Repeat every line exactly, keeping the pictures out of the copy.

▸ The input:
-*-*-
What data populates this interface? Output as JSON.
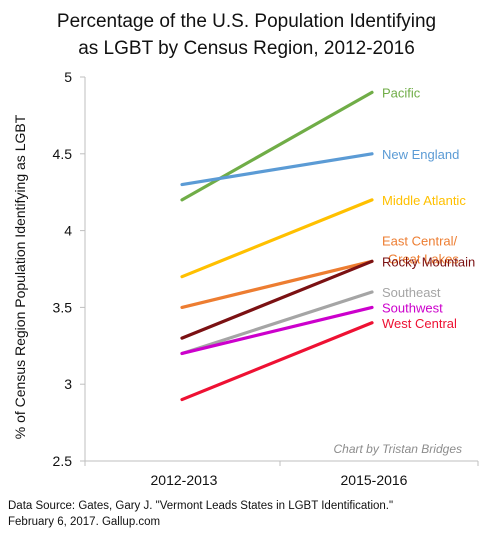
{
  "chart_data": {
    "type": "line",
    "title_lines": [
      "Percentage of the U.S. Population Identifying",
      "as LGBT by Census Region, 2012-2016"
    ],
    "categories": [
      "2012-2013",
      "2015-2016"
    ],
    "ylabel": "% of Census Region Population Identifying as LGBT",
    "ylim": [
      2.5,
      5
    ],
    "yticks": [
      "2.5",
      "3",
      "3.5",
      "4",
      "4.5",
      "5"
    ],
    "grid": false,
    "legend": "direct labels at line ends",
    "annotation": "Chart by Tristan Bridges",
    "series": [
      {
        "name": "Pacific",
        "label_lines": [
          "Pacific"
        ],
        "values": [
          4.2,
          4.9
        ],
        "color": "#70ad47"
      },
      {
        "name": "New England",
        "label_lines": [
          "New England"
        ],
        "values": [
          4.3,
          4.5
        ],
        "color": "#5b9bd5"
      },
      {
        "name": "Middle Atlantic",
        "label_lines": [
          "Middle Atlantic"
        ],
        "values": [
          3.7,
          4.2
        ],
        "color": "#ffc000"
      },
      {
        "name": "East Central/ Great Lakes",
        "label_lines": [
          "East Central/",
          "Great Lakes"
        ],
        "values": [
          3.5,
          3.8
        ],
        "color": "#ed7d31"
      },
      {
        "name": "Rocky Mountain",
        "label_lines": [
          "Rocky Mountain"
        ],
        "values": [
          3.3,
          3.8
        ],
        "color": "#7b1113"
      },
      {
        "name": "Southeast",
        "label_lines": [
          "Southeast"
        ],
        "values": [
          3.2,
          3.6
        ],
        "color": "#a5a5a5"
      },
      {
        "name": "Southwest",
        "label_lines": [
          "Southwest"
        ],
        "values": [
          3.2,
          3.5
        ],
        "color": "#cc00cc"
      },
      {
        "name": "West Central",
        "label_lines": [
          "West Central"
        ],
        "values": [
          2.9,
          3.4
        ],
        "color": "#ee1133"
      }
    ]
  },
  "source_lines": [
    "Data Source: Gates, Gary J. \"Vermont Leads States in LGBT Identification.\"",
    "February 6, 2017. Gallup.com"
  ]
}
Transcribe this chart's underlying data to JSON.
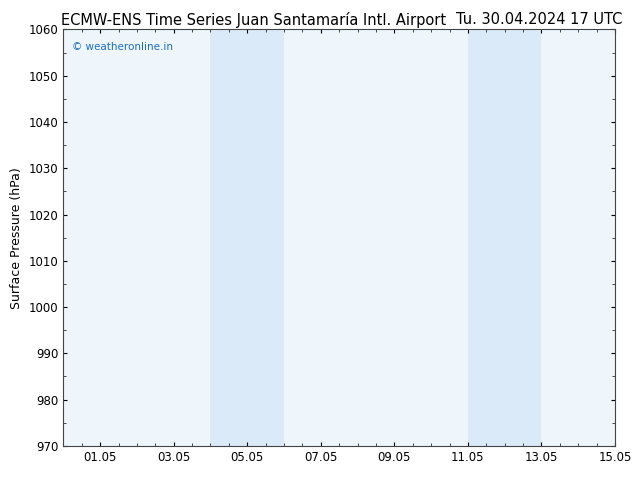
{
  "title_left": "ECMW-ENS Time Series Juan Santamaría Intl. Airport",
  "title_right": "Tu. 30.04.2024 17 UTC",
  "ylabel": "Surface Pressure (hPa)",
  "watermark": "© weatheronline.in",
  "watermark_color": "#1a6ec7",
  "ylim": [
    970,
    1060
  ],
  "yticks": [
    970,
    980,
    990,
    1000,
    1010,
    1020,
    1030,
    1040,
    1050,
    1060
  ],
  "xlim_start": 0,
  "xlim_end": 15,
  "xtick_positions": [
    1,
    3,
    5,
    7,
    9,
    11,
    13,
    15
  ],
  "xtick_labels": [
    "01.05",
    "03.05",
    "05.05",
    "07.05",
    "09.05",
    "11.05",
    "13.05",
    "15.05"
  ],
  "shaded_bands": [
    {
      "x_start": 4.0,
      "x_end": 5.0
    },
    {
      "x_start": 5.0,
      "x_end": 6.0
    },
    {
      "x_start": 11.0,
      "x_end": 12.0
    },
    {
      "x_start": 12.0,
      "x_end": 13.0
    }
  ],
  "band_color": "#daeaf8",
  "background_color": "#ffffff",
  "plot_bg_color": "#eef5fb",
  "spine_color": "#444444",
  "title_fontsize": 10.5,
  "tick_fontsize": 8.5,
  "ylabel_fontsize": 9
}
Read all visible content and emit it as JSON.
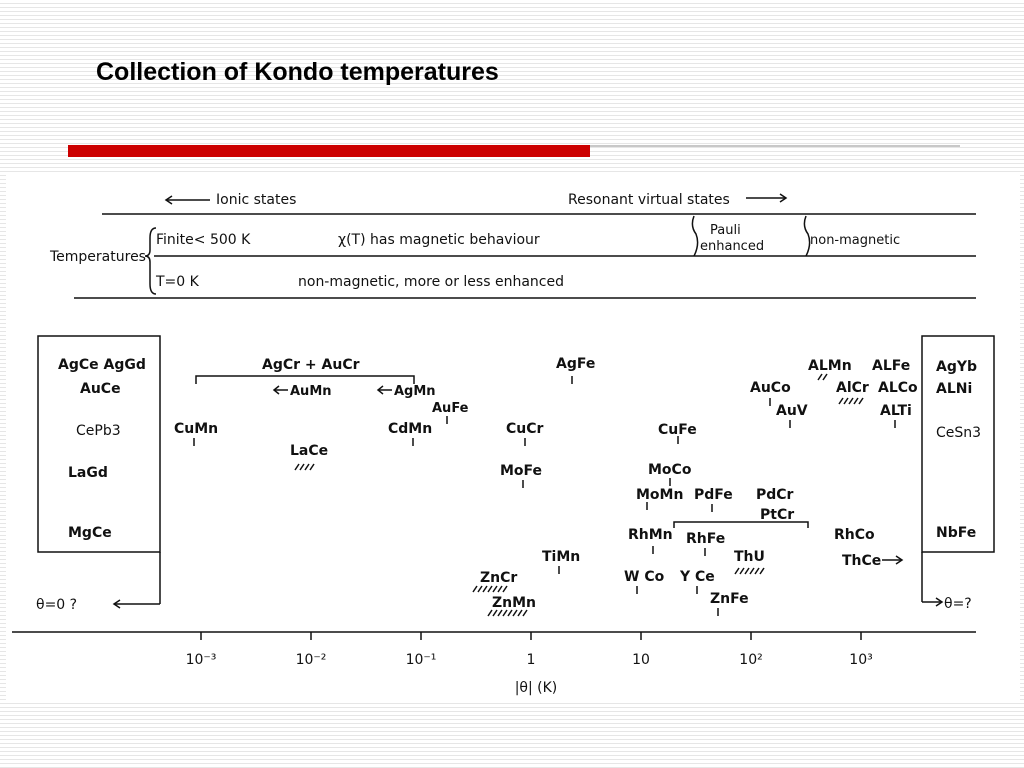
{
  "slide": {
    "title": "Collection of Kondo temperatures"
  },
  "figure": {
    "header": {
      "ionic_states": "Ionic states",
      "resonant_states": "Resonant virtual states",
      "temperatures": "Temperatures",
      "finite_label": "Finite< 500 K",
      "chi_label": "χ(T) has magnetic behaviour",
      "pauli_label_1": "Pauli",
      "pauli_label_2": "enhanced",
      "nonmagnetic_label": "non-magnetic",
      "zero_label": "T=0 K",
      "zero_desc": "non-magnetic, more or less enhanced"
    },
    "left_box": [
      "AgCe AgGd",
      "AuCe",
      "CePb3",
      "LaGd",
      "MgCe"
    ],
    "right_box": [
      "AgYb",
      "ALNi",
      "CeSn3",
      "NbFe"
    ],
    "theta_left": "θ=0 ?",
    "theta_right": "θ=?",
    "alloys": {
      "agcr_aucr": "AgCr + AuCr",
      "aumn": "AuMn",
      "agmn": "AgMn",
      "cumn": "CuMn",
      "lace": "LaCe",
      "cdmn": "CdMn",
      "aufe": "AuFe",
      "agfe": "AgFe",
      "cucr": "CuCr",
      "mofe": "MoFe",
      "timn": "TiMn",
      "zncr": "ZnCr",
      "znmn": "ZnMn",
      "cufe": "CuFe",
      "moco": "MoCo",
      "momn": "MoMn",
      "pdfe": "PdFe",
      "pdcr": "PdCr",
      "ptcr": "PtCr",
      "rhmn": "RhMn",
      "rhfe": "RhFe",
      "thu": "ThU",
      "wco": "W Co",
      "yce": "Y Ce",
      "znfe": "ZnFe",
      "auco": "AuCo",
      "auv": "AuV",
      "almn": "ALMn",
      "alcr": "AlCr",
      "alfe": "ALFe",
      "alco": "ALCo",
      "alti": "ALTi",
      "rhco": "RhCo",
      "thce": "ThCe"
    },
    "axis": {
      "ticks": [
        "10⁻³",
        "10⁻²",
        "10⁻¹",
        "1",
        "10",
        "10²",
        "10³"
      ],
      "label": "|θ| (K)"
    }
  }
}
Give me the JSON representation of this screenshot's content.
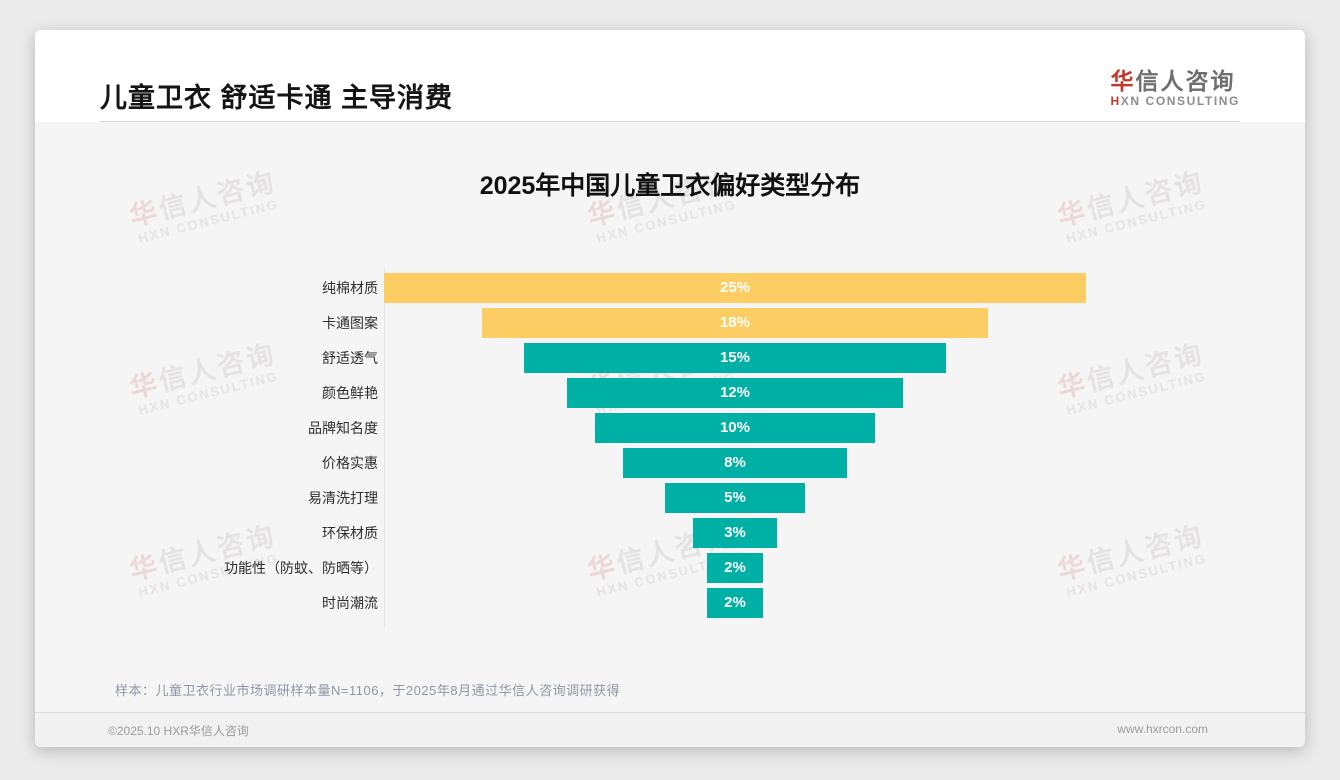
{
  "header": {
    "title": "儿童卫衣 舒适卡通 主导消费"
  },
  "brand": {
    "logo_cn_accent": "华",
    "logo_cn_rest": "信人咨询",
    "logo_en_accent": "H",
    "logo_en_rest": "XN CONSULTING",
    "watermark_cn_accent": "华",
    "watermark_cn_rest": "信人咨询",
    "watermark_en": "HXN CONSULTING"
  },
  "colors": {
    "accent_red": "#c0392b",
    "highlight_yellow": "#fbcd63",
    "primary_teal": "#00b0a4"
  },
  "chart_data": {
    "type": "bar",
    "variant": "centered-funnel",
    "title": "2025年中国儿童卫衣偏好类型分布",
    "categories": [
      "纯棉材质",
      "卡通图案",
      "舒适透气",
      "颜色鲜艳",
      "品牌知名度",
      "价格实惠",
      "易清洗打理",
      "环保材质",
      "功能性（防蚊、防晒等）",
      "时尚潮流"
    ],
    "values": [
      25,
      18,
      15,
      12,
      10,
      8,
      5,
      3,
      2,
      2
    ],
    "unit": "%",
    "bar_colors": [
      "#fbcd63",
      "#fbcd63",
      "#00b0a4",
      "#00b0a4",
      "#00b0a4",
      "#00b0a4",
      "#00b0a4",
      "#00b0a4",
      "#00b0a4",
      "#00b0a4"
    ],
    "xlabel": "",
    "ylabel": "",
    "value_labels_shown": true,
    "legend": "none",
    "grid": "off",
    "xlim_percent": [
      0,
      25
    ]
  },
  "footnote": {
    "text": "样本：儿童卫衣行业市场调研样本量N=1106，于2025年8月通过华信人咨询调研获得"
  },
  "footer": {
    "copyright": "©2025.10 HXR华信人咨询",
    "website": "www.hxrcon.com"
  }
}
-*-*-
▸ Result:
What data populates this interface? Output as JSON.
{
  "chart_data": {
    "type": "line",
    "title_lines": [
      "Percentage of the U.S. Population Identifying",
      "as LGBT by Census Region, 2012-2016"
    ],
    "categories": [
      "2012-2013",
      "2015-2016"
    ],
    "ylabel": "% of Census Region Population Identifying as LGBT",
    "ylim": [
      2.5,
      5
    ],
    "yticks": [
      "2.5",
      "3",
      "3.5",
      "4",
      "4.5",
      "5"
    ],
    "grid": false,
    "legend": "direct labels at line ends",
    "annotation": "Chart by Tristan Bridges",
    "series": [
      {
        "name": "Pacific",
        "label_lines": [
          "Pacific"
        ],
        "values": [
          4.2,
          4.9
        ],
        "color": "#70ad47"
      },
      {
        "name": "New England",
        "label_lines": [
          "New England"
        ],
        "values": [
          4.3,
          4.5
        ],
        "color": "#5b9bd5"
      },
      {
        "name": "Middle Atlantic",
        "label_lines": [
          "Middle Atlantic"
        ],
        "values": [
          3.7,
          4.2
        ],
        "color": "#ffc000"
      },
      {
        "name": "East Central/ Great Lakes",
        "label_lines": [
          "East Central/",
          "Great Lakes"
        ],
        "values": [
          3.5,
          3.8
        ],
        "color": "#ed7d31"
      },
      {
        "name": "Rocky Mountain",
        "label_lines": [
          "Rocky Mountain"
        ],
        "values": [
          3.3,
          3.8
        ],
        "color": "#7b1113"
      },
      {
        "name": "Southeast",
        "label_lines": [
          "Southeast"
        ],
        "values": [
          3.2,
          3.6
        ],
        "color": "#a5a5a5"
      },
      {
        "name": "Southwest",
        "label_lines": [
          "Southwest"
        ],
        "values": [
          3.2,
          3.5
        ],
        "color": "#cc00cc"
      },
      {
        "name": "West Central",
        "label_lines": [
          "West Central"
        ],
        "values": [
          2.9,
          3.4
        ],
        "color": "#ee1133"
      }
    ]
  },
  "source_lines": [
    "Data Source: Gates, Gary J. \"Vermont Leads States in LGBT Identification.\"",
    "February 6, 2017. Gallup.com"
  ]
}
Transcribe this chart's underlying data to JSON.
{
  "title_left": "ECMW-ENS Time Series Juan Santamaría Intl. Airport",
  "title_right": "Tu. 30.04.2024 17 UTC",
  "ylabel": "Surface Pressure (hPa)",
  "watermark": "© weatheronline.in",
  "watermark_color": "#1a6ec7",
  "ylim": [
    970,
    1060
  ],
  "yticks": [
    970,
    980,
    990,
    1000,
    1010,
    1020,
    1030,
    1040,
    1050,
    1060
  ],
  "xlim_start": 0,
  "xlim_end": 15,
  "xtick_positions": [
    1,
    3,
    5,
    7,
    9,
    11,
    13,
    15
  ],
  "xtick_labels": [
    "01.05",
    "03.05",
    "05.05",
    "07.05",
    "09.05",
    "11.05",
    "13.05",
    "15.05"
  ],
  "shaded_bands": [
    {
      "x_start": 4.0,
      "x_end": 5.0
    },
    {
      "x_start": 5.0,
      "x_end": 6.0
    },
    {
      "x_start": 11.0,
      "x_end": 12.0
    },
    {
      "x_start": 12.0,
      "x_end": 13.0
    }
  ],
  "band_color": "#daeaf8",
  "background_color": "#ffffff",
  "plot_bg_color": "#eef5fb",
  "spine_color": "#444444",
  "title_fontsize": 10.5,
  "tick_fontsize": 8.5,
  "ylabel_fontsize": 9
}
Read all visible content and emit it as JSON.
{
  "slide": {
    "title": "Collection of Kondo temperatures"
  },
  "figure": {
    "header": {
      "ionic_states": "Ionic states",
      "resonant_states": "Resonant virtual states",
      "temperatures": "Temperatures",
      "finite_label": "Finite< 500 K",
      "chi_label": "χ(T) has magnetic behaviour",
      "pauli_label_1": "Pauli",
      "pauli_label_2": "enhanced",
      "nonmagnetic_label": "non-magnetic",
      "zero_label": "T=0 K",
      "zero_desc": "non-magnetic, more or less enhanced"
    },
    "left_box": [
      "AgCe AgGd",
      "AuCe",
      "CePb3",
      "LaGd",
      "MgCe"
    ],
    "right_box": [
      "AgYb",
      "ALNi",
      "CeSn3",
      "NbFe"
    ],
    "theta_left": "θ=0 ?",
    "theta_right": "θ=?",
    "alloys": {
      "agcr_aucr": "AgCr + AuCr",
      "aumn": "AuMn",
      "agmn": "AgMn",
      "cumn": "CuMn",
      "lace": "LaCe",
      "cdmn": "CdMn",
      "aufe": "AuFe",
      "agfe": "AgFe",
      "cucr": "CuCr",
      "mofe": "MoFe",
      "timn": "TiMn",
      "zncr": "ZnCr",
      "znmn": "ZnMn",
      "cufe": "CuFe",
      "moco": "MoCo",
      "momn": "MoMn",
      "pdfe": "PdFe",
      "pdcr": "PdCr",
      "ptcr": "PtCr",
      "rhmn": "RhMn",
      "rhfe": "RhFe",
      "thu": "ThU",
      "wco": "W Co",
      "yce": "Y Ce",
      "znfe": "ZnFe",
      "auco": "AuCo",
      "auv": "AuV",
      "almn": "ALMn",
      "alcr": "AlCr",
      "alfe": "ALFe",
      "alco": "ALCo",
      "alti": "ALTi",
      "rhco": "RhCo",
      "thce": "ThCe"
    },
    "axis": {
      "ticks": [
        "10⁻³",
        "10⁻²",
        "10⁻¹",
        "1",
        "10",
        "10²",
        "10³"
      ],
      "label": "|θ| (K)"
    }
  }
}
Give me the JSON representation of this screenshot's content.
{
  "header": {
    "title": "儿童卫衣 舒适卡通 主导消费"
  },
  "brand": {
    "logo_cn_accent": "华",
    "logo_cn_rest": "信人咨询",
    "logo_en_accent": "H",
    "logo_en_rest": "XN CONSULTING",
    "watermark_cn_accent": "华",
    "watermark_cn_rest": "信人咨询",
    "watermark_en": "HXN CONSULTING"
  },
  "colors": {
    "accent_red": "#c0392b",
    "highlight_yellow": "#fbcd63",
    "primary_teal": "#00b0a4"
  },
  "chart_data": {
    "type": "bar",
    "variant": "centered-funnel",
    "title": "2025年中国儿童卫衣偏好类型分布",
    "categories": [
      "纯棉材质",
      "卡通图案",
      "舒适透气",
      "颜色鲜艳",
      "品牌知名度",
      "价格实惠",
      "易清洗打理",
      "环保材质",
      "功能性（防蚊、防晒等）",
      "时尚潮流"
    ],
    "values": [
      25,
      18,
      15,
      12,
      10,
      8,
      5,
      3,
      2,
      2
    ],
    "unit": "%",
    "bar_colors": [
      "#fbcd63",
      "#fbcd63",
      "#00b0a4",
      "#00b0a4",
      "#00b0a4",
      "#00b0a4",
      "#00b0a4",
      "#00b0a4",
      "#00b0a4",
      "#00b0a4"
    ],
    "xlabel": "",
    "ylabel": "",
    "value_labels_shown": true,
    "legend": "none",
    "grid": "off",
    "xlim_percent": [
      0,
      25
    ]
  },
  "footnote": {
    "text": "样本：儿童卫衣行业市场调研样本量N=1106，于2025年8月通过华信人咨询调研获得"
  },
  "footer": {
    "copyright": "©2025.10 HXR华信人咨询",
    "website": "www.hxrcon.com"
  }
}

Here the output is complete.